++++ Data in this exercise ++++

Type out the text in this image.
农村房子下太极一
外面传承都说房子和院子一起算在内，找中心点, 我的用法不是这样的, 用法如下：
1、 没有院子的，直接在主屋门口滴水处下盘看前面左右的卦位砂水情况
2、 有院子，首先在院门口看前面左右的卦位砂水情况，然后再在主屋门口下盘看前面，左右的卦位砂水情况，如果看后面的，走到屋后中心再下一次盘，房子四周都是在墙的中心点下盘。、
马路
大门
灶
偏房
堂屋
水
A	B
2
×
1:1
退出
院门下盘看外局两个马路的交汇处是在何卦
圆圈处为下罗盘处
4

++++

- [Given instruction] Every entry should be printed again exactly as written.

- [Complete answer]
Type out the text in this image.
农村房子下太极一
外面传承都说房子和院子一起算在内，找中心点, 我的用法不是这样的, 用法如下：
1、 没有院子的，直接在主屋门口滴水处下盘看前面左右的卦位砂水情况
2、 有院子，首先在院门口看前面左右的卦位砂水情况，然后再在主屋门口下盘看前面，左右的卦位砂水情况，如果看后面的，走到屋后中心再下一次盘，房子四周都是在墙的中心点下盘。、
马路
大门
灶
偏房
堂屋
水
A	B
2
×
1:1
退出
院门下盘看外局两个马路的交汇处是在何卦
圆圈处为下罗盘处
4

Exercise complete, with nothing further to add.